Input rows:
==*==
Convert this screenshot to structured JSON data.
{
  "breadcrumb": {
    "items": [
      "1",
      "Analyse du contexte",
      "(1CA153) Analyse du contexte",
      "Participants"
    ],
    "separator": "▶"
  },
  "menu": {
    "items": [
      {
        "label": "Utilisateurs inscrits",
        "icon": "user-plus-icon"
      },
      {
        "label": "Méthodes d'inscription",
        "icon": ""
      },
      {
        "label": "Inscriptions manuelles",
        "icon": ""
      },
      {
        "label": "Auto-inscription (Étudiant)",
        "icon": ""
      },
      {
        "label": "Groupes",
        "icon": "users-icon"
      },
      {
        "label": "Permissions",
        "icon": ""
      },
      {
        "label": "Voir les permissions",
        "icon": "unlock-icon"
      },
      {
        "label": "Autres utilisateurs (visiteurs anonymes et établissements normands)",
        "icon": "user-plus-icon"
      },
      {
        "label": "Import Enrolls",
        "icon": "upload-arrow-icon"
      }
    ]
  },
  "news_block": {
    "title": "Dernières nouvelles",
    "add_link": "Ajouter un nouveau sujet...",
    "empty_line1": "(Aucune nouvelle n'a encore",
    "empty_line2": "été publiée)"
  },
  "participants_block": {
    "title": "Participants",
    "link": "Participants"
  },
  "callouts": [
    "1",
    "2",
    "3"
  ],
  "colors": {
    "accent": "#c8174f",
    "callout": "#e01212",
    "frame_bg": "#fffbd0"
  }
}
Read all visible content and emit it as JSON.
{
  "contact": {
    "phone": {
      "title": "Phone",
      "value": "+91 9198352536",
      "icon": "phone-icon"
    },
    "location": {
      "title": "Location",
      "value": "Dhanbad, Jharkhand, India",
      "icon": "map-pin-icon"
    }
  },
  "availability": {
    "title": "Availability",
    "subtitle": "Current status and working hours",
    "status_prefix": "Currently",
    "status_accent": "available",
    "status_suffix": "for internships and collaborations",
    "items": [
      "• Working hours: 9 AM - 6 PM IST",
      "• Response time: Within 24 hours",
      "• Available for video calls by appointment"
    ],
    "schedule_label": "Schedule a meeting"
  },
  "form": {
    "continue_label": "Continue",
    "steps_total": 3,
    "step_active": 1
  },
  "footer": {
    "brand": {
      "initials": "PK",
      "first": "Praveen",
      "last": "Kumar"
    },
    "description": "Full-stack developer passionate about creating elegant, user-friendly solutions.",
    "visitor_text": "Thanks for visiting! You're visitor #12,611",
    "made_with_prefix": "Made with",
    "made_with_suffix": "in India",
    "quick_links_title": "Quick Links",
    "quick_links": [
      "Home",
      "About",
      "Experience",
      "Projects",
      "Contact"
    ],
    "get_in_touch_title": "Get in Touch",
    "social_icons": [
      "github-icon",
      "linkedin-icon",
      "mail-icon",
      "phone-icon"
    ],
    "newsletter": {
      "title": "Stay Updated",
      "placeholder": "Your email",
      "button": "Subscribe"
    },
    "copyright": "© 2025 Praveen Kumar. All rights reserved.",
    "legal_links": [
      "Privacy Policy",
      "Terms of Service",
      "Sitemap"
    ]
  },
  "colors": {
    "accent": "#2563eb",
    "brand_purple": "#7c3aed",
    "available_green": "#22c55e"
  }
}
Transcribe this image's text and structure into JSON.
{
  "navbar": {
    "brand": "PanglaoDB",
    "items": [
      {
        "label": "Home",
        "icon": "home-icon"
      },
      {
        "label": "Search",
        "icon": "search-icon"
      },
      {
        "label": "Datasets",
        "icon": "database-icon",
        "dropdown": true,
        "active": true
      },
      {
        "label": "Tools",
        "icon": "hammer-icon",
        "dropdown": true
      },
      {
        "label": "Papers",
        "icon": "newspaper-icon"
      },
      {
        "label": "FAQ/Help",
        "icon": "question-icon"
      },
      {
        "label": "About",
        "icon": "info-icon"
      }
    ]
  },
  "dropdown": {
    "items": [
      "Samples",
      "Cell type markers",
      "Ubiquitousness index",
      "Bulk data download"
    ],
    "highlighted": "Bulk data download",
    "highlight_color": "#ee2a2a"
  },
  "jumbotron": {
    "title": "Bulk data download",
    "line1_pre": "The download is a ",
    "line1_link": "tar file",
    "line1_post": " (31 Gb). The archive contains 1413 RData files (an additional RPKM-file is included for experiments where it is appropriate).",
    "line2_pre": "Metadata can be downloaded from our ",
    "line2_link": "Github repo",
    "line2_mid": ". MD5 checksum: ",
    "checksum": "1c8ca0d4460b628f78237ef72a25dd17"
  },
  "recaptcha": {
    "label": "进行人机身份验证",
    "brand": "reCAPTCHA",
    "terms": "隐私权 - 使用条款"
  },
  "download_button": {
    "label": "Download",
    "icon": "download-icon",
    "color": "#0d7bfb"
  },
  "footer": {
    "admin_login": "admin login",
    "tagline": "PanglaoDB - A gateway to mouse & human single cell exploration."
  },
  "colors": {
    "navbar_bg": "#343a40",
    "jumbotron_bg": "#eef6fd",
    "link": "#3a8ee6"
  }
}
==*==
Task prompt: Extract all of the data above and output it character for character.

Written answer:
Convert this screenshot to structured JSON data.
{
  "breadcrumb": {
    "items": [
      "1",
      "Analyse du contexte",
      "(1CA153) Analyse du contexte",
      "Participants"
    ],
    "separator": "▶"
  },
  "menu": {
    "items": [
      {
        "label": "Utilisateurs inscrits",
        "icon": "user-plus-icon"
      },
      {
        "label": "Méthodes d'inscription",
        "icon": ""
      },
      {
        "label": "Inscriptions manuelles",
        "icon": ""
      },
      {
        "label": "Auto-inscription (Étudiant)",
        "icon": ""
      },
      {
        "label": "Groupes",
        "icon": "users-icon"
      },
      {
        "label": "Permissions",
        "icon": ""
      },
      {
        "label": "Voir les permissions",
        "icon": "unlock-icon"
      },
      {
        "label": "Autres utilisateurs (visiteurs anonymes et établissements normands)",
        "icon": "user-plus-icon"
      },
      {
        "label": "Import Enrolls",
        "icon": "upload-arrow-icon"
      }
    ]
  },
  "news_block": {
    "title": "Dernières nouvelles",
    "add_link": "Ajouter un nouveau sujet...",
    "empty_line1": "(Aucune nouvelle n'a encore",
    "empty_line2": "été publiée)"
  },
  "participants_block": {
    "title": "Participants",
    "link": "Participants"
  },
  "callouts": [
    "1",
    "2",
    "3"
  ],
  "colors": {
    "accent": "#c8174f",
    "callout": "#e01212",
    "frame_bg": "#fffbd0"
  }
}
Read all visible content and emit it as JSON.
{
  "contact": {
    "phone": {
      "title": "Phone",
      "value": "+91 9198352536",
      "icon": "phone-icon"
    },
    "location": {
      "title": "Location",
      "value": "Dhanbad, Jharkhand, India",
      "icon": "map-pin-icon"
    }
  },
  "availability": {
    "title": "Availability",
    "subtitle": "Current status and working hours",
    "status_prefix": "Currently",
    "status_accent": "available",
    "status_suffix": "for internships and collaborations",
    "items": [
      "• Working hours: 9 AM - 6 PM IST",
      "• Response time: Within 24 hours",
      "• Available for video calls by appointment"
    ],
    "schedule_label": "Schedule a meeting"
  },
  "form": {
    "continue_label": "Continue",
    "steps_total": 3,
    "step_active": 1
  },
  "footer": {
    "brand": {
      "initials": "PK",
      "first": "Praveen",
      "last": "Kumar"
    },
    "description": "Full-stack developer passionate about creating elegant, user-friendly solutions.",
    "visitor_text": "Thanks for visiting! You're visitor #12,611",
    "made_with_prefix": "Made with",
    "made_with_suffix": "in India",
    "quick_links_title": "Quick Links",
    "quick_links": [
      "Home",
      "About",
      "Experience",
      "Projects",
      "Contact"
    ],
    "get_in_touch_title": "Get in Touch",
    "social_icons": [
      "github-icon",
      "linkedin-icon",
      "mail-icon",
      "phone-icon"
    ],
    "newsletter": {
      "title": "Stay Updated",
      "placeholder": "Your email",
      "button": "Subscribe"
    },
    "copyright": "© 2025 Praveen Kumar. All rights reserved.",
    "legal_links": [
      "Privacy Policy",
      "Terms of Service",
      "Sitemap"
    ]
  },
  "colors": {
    "accent": "#2563eb",
    "brand_purple": "#7c3aed",
    "available_green": "#22c55e"
  }
}
Transcribe this image's text and structure into JSON.
{
  "navbar": {
    "brand": "PanglaoDB",
    "items": [
      {
        "label": "Home",
        "icon": "home-icon"
      },
      {
        "label": "Search",
        "icon": "search-icon"
      },
      {
        "label": "Datasets",
        "icon": "database-icon",
        "dropdown": true,
        "active": true
      },
      {
        "label": "Tools",
        "icon": "hammer-icon",
        "dropdown": true
      },
      {
        "label": "Papers",
        "icon": "newspaper-icon"
      },
      {
        "label": "FAQ/Help",
        "icon": "question-icon"
      },
      {
        "label": "About",
        "icon": "info-icon"
      }
    ]
  },
  "dropdown": {
    "items": [
      "Samples",
      "Cell type markers",
      "Ubiquitousness index",
      "Bulk data download"
    ],
    "highlighted": "Bulk data download",
    "highlight_color": "#ee2a2a"
  },
  "jumbotron": {
    "title": "Bulk data download",
    "line1_pre": "The download is a ",
    "line1_link": "tar file",
    "line1_post": " (31 Gb). The archive contains 1413 RData files (an additional RPKM-file is included for experiments where it is appropriate).",
    "line2_pre": "Metadata can be downloaded from our ",
    "line2_link": "Github repo",
    "line2_mid": ". MD5 checksum: ",
    "checksum": "1c8ca0d4460b628f78237ef72a25dd17"
  },
  "recaptcha": {
    "label": "进行人机身份验证",
    "brand": "reCAPTCHA",
    "terms": "隐私权 - 使用条款"
  },
  "download_button": {
    "label": "Download",
    "icon": "download-icon",
    "color": "#0d7bfb"
  },
  "footer": {
    "admin_login": "admin login",
    "tagline": "PanglaoDB - A gateway to mouse & human single cell exploration."
  },
  "colors": {
    "navbar_bg": "#343a40",
    "jumbotron_bg": "#eef6fd",
    "link": "#3a8ee6"
  }
}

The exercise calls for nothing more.